Format the stretch of lines from the one containing "Identify all the" through the one containing "detect and localize" as a numbered list, skipping any blank lines. Leave the pictures out of your answer.

━━━━━ ROWS

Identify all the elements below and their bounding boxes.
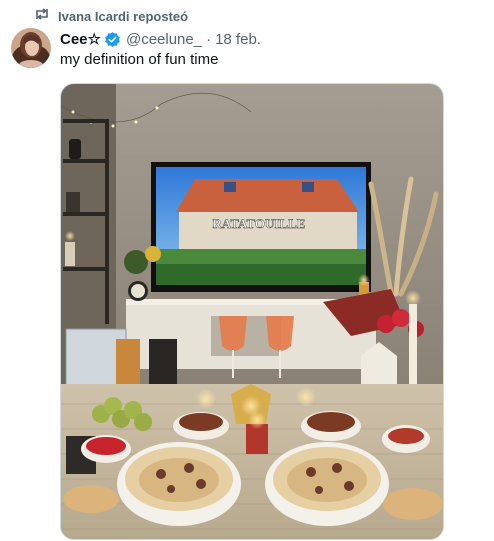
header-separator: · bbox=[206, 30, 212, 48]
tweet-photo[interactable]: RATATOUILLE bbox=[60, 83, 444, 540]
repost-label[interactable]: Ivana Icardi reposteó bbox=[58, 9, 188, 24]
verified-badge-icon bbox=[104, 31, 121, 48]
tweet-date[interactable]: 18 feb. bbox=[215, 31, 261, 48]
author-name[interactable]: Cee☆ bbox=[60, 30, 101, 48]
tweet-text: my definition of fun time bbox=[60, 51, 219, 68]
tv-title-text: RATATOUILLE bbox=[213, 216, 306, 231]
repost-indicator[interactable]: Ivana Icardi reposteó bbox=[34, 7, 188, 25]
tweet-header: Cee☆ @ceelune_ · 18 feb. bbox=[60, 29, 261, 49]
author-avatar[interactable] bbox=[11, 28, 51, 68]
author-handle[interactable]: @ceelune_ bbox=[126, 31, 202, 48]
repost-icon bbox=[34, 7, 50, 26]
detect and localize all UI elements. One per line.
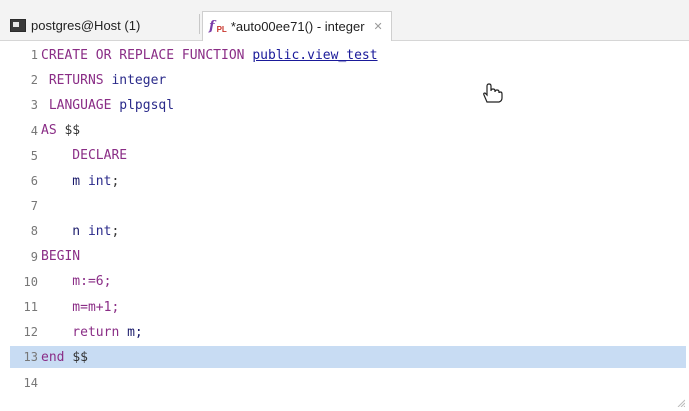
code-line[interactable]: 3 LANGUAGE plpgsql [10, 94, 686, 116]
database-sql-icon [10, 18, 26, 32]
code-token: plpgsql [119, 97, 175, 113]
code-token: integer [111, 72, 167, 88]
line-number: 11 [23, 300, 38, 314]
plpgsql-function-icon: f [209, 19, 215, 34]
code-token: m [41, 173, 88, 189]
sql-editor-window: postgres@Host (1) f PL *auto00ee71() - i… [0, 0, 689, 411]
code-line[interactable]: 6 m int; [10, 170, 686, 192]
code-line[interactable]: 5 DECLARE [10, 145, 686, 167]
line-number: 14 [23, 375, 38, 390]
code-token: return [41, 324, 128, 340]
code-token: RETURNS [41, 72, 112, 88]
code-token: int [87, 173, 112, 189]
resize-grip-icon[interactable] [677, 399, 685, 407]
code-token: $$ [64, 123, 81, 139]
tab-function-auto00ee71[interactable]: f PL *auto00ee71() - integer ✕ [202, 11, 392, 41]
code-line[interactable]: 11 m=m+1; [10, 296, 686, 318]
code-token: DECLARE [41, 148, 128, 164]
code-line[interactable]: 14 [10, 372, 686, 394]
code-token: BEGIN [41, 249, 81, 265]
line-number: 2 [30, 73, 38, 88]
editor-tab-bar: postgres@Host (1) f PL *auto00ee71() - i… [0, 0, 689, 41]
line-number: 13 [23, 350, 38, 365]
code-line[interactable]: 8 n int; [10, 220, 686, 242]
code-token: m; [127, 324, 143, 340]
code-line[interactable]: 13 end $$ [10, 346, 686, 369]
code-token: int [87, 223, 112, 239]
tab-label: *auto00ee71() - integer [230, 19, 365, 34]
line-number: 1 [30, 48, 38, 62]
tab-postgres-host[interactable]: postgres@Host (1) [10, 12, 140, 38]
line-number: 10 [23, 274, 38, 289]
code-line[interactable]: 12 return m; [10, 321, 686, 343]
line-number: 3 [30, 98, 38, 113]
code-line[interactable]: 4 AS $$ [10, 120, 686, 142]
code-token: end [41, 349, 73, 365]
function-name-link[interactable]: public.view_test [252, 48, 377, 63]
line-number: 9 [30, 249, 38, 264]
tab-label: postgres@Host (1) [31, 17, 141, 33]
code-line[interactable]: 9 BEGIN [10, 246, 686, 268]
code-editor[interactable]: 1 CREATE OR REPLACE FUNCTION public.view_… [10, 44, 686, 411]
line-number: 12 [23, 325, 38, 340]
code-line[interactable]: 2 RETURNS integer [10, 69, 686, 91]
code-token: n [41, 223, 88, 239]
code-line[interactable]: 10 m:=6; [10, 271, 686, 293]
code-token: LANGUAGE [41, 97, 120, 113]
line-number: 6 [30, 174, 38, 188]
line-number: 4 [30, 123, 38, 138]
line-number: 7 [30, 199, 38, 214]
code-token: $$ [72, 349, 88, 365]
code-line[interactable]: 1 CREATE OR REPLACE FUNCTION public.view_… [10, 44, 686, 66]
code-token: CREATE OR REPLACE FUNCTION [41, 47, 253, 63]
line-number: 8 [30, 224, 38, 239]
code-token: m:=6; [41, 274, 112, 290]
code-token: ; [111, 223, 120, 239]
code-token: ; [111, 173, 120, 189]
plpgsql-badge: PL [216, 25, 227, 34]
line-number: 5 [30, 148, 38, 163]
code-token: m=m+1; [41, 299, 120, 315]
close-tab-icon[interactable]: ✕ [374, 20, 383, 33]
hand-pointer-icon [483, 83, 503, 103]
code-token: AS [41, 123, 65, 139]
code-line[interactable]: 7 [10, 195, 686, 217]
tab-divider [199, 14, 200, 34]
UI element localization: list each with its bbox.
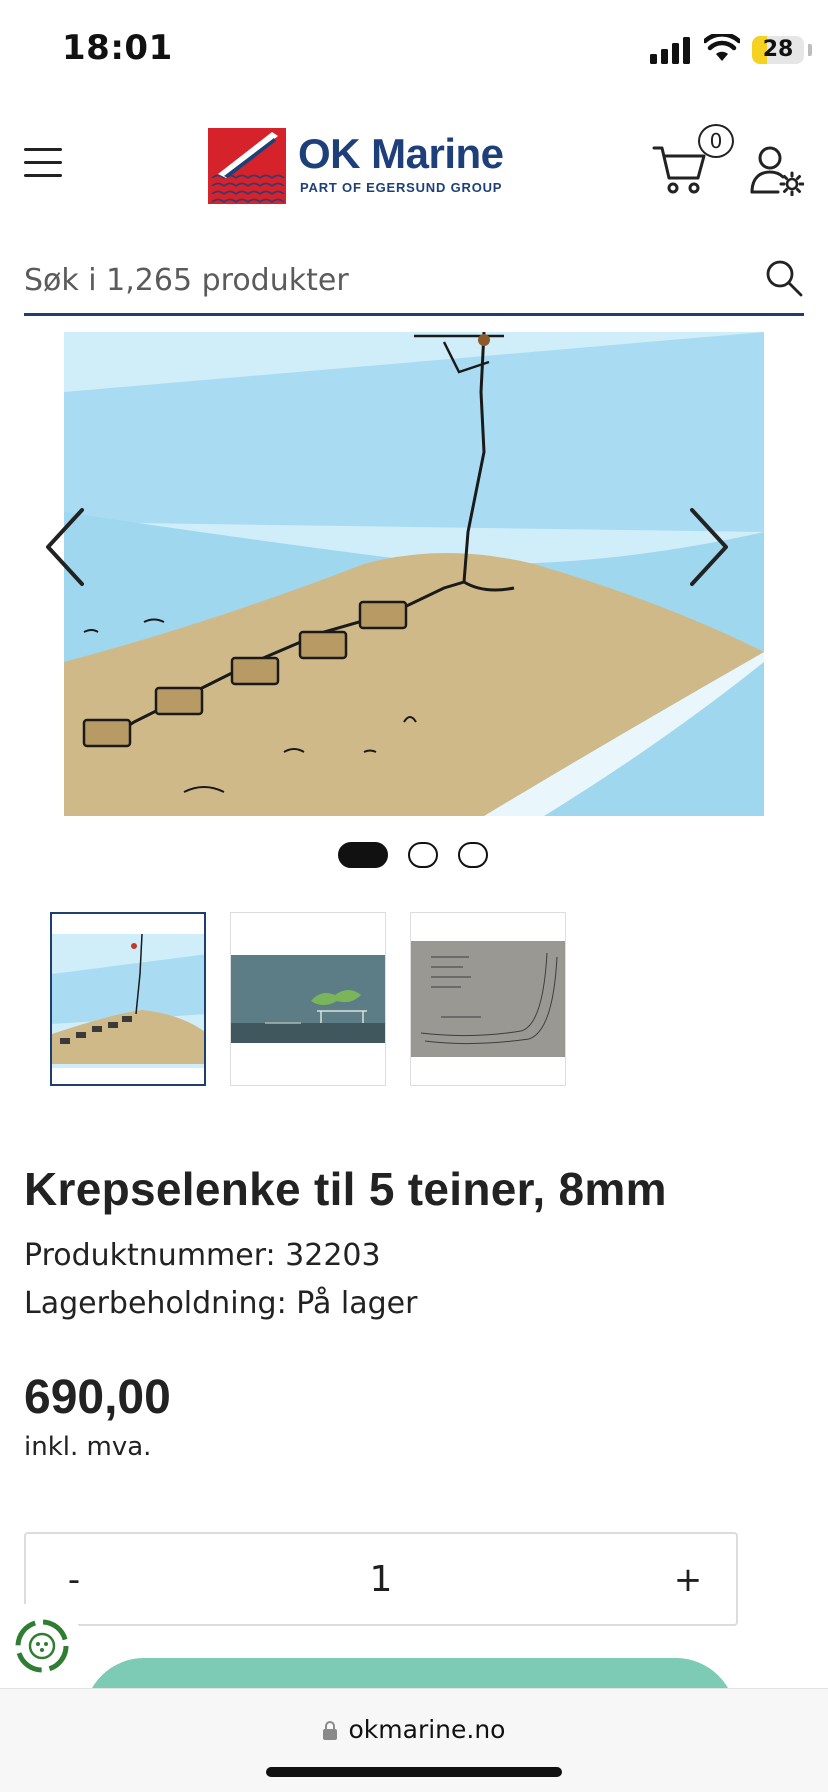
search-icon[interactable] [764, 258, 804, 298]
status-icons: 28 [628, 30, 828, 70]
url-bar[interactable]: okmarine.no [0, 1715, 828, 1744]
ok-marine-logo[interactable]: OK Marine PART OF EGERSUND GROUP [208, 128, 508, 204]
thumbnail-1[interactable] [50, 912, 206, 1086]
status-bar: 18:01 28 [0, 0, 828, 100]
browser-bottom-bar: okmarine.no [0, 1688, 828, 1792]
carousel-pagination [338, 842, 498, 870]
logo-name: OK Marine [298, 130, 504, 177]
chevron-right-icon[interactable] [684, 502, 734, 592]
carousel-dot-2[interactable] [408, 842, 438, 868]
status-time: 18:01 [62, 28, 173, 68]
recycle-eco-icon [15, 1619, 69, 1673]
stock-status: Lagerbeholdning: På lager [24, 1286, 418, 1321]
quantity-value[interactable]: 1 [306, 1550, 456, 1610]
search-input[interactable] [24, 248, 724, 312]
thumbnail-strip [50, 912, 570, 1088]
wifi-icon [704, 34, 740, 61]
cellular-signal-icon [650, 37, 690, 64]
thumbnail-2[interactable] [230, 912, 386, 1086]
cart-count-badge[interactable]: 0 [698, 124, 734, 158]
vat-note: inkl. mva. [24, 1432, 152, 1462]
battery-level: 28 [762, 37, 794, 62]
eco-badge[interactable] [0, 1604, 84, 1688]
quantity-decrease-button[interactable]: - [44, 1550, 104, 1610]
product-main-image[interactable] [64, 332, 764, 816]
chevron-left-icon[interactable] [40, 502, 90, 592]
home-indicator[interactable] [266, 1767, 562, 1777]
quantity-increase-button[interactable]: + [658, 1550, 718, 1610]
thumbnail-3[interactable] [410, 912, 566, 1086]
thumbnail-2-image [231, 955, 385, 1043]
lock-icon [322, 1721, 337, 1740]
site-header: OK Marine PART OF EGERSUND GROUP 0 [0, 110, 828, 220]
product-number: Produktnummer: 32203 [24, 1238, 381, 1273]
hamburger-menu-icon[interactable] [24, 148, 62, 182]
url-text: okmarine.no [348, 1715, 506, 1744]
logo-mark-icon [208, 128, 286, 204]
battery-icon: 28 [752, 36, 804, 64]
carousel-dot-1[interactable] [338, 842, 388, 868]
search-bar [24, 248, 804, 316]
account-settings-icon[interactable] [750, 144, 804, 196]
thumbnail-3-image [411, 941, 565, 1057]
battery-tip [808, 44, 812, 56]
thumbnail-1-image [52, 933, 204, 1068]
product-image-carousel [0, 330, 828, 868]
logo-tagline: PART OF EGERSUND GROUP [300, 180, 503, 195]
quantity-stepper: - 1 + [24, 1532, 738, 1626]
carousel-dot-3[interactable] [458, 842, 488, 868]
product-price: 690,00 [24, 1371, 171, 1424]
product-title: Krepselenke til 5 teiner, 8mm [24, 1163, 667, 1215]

━━━━━━━━━━
━━━━━ ROWS

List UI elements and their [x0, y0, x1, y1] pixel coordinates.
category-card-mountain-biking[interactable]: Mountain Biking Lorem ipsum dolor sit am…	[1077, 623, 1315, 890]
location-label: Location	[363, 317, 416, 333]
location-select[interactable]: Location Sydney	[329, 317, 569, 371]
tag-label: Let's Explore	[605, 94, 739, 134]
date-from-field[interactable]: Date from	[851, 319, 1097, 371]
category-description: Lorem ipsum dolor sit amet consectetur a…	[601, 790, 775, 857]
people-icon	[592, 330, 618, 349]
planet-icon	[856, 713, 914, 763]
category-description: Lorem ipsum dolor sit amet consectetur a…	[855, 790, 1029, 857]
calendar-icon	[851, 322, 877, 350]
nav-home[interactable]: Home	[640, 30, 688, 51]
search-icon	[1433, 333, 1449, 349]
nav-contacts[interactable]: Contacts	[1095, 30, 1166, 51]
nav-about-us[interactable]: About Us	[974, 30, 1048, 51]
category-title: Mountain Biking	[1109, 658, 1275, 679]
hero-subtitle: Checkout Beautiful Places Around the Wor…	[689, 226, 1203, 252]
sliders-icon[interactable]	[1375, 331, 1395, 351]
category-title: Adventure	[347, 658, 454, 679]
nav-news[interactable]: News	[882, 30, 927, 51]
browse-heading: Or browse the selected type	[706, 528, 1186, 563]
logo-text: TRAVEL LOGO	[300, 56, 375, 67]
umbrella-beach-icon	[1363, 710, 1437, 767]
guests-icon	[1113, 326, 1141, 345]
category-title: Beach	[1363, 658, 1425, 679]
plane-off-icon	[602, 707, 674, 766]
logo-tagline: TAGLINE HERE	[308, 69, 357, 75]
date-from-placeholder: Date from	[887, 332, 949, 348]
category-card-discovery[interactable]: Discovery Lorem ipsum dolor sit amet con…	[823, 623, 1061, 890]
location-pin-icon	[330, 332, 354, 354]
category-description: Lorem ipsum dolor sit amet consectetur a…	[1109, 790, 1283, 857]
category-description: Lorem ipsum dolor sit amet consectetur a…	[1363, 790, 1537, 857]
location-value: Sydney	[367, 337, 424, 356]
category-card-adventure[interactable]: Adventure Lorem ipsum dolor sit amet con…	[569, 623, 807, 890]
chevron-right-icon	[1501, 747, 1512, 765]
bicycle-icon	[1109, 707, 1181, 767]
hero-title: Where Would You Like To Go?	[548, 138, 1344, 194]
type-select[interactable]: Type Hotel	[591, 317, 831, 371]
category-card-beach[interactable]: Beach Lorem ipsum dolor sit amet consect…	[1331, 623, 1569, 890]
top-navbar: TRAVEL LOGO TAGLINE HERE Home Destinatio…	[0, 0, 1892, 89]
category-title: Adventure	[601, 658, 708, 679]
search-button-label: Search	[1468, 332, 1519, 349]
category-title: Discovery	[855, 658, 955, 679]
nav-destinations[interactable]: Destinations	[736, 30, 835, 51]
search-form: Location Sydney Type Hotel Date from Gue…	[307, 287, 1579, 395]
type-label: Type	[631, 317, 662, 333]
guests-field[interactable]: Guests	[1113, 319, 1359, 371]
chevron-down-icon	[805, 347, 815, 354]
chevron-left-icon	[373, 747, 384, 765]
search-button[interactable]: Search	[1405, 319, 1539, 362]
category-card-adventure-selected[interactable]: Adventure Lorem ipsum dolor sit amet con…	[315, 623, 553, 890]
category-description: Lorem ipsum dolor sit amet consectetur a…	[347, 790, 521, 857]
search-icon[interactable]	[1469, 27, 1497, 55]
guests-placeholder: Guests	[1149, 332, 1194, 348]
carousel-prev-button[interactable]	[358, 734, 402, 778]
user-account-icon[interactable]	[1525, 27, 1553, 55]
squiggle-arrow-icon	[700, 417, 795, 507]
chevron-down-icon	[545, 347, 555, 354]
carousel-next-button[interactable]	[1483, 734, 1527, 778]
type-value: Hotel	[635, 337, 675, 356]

━━━━━━━━━━
━━━━━ ROWS

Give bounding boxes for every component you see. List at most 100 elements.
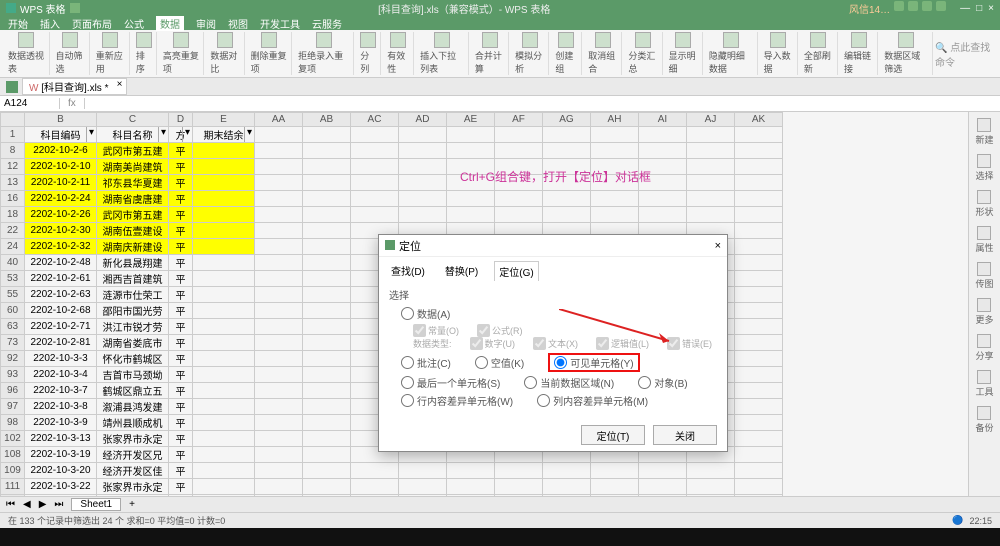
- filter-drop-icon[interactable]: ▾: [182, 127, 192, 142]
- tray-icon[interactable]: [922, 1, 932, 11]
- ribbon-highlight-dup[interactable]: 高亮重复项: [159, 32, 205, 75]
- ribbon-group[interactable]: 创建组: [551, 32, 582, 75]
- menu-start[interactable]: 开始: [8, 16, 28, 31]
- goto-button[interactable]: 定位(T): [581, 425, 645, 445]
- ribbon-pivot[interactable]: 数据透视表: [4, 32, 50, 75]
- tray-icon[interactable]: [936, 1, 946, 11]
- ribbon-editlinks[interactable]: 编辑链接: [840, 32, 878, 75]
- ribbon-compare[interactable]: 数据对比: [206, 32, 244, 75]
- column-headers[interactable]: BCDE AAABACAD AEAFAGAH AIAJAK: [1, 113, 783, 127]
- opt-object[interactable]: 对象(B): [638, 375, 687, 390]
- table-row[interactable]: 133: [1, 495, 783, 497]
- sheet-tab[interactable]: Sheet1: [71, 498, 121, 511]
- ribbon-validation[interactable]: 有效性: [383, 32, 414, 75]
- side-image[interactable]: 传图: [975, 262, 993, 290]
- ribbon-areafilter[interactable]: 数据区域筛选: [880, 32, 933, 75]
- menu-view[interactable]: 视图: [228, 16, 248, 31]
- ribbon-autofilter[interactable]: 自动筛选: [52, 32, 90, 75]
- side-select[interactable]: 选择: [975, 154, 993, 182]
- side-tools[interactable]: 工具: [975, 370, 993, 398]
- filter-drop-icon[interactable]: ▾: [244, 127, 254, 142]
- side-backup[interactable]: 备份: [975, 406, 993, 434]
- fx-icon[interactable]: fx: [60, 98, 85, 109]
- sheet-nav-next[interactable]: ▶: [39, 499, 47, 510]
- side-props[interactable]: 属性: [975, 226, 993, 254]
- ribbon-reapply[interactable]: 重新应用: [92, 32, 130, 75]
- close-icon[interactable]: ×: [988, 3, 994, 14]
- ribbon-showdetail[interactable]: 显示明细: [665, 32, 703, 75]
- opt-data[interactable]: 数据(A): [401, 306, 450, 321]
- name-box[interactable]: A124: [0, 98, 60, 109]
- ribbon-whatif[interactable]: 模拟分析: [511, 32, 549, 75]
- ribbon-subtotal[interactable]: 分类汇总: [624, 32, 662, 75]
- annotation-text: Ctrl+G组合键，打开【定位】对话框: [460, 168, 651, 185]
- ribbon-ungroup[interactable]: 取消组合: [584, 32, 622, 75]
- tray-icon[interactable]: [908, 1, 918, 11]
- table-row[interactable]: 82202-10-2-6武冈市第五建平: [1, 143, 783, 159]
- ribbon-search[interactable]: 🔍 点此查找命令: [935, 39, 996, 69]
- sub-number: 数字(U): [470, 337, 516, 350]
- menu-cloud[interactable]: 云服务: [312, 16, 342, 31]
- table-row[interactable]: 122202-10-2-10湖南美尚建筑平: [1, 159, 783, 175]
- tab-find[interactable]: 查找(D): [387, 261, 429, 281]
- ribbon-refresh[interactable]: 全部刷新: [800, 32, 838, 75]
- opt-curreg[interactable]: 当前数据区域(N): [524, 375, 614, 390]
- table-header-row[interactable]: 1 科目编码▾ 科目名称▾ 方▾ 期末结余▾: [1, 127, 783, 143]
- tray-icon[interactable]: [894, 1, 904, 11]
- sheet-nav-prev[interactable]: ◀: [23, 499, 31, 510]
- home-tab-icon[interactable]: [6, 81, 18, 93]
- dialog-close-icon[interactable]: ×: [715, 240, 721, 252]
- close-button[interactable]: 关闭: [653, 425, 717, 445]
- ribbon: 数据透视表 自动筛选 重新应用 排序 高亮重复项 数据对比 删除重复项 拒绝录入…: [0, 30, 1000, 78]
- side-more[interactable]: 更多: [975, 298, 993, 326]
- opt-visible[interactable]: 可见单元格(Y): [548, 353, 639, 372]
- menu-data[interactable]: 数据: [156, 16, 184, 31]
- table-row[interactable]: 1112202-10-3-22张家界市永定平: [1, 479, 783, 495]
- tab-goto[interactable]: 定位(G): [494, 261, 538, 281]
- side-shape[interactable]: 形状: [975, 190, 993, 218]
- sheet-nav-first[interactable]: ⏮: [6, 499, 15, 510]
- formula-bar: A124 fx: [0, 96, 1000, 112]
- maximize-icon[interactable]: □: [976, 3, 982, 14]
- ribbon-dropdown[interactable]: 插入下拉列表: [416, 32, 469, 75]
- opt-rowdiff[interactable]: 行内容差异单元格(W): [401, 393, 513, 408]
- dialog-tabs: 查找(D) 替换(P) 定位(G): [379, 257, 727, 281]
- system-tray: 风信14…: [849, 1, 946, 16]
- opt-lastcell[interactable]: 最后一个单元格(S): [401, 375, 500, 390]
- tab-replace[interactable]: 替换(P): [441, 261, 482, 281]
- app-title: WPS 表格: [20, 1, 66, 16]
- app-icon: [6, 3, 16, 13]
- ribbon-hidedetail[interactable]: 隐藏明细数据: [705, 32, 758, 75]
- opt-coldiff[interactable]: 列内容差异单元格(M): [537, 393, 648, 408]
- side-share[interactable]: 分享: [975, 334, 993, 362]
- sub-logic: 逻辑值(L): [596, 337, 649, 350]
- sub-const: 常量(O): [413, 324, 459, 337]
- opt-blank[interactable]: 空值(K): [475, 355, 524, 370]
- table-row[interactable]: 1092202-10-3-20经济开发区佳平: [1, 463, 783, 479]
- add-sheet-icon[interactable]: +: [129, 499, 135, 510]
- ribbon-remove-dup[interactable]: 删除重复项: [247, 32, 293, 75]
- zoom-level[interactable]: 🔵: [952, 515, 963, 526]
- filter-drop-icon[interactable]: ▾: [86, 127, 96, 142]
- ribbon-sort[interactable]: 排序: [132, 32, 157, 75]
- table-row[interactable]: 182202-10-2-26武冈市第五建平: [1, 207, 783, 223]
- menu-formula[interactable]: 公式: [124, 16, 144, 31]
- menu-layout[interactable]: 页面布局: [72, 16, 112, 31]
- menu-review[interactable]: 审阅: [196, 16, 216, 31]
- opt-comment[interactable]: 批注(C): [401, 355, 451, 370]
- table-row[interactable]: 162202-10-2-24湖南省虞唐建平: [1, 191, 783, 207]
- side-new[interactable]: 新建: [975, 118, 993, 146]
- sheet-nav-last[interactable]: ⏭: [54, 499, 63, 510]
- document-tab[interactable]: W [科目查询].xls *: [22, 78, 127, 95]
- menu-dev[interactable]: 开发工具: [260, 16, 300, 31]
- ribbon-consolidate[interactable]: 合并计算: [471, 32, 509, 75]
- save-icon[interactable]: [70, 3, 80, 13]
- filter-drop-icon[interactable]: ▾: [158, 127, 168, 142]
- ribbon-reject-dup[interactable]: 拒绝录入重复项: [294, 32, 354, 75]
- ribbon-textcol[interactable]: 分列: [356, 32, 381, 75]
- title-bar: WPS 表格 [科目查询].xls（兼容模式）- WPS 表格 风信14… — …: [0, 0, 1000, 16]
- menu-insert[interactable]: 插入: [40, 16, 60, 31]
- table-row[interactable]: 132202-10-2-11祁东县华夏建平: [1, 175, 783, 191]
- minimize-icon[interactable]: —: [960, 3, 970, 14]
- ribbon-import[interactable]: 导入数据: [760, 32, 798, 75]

━━━━━━━━━━

#### ANSWER TO THIS EXERCISE:
1. Identify all the elements below and their bounding boxes.
2. header-separator: · bbox=[206, 30, 212, 48]
3. tweet-photo[interactable]: RATATOUILLE bbox=[60, 83, 444, 540]
4. repost-label[interactable]: Ivana Icardi reposteó bbox=[58, 9, 188, 24]
5. verified-badge-icon bbox=[104, 31, 121, 48]
6. tweet-date[interactable]: 18 feb. bbox=[215, 31, 261, 48]
7. author-name[interactable]: Cee☆ bbox=[60, 30, 101, 48]
8. tweet-text: my definition of fun time bbox=[60, 51, 219, 68]
9. tv-title-text: RATATOUILLE bbox=[213, 216, 306, 231]
10. repost-indicator[interactable]: Ivana Icardi reposteó bbox=[34, 7, 188, 25]
11. tweet-header: Cee☆ @ceelune_ · 18 feb. bbox=[60, 29, 261, 49]
12. author-avatar[interactable] bbox=[11, 28, 51, 68]
13. author-handle[interactable]: @ceelune_ bbox=[126, 31, 202, 48]
14. repost-icon bbox=[34, 7, 50, 26]
15. detect and localize all UI elements. One per line.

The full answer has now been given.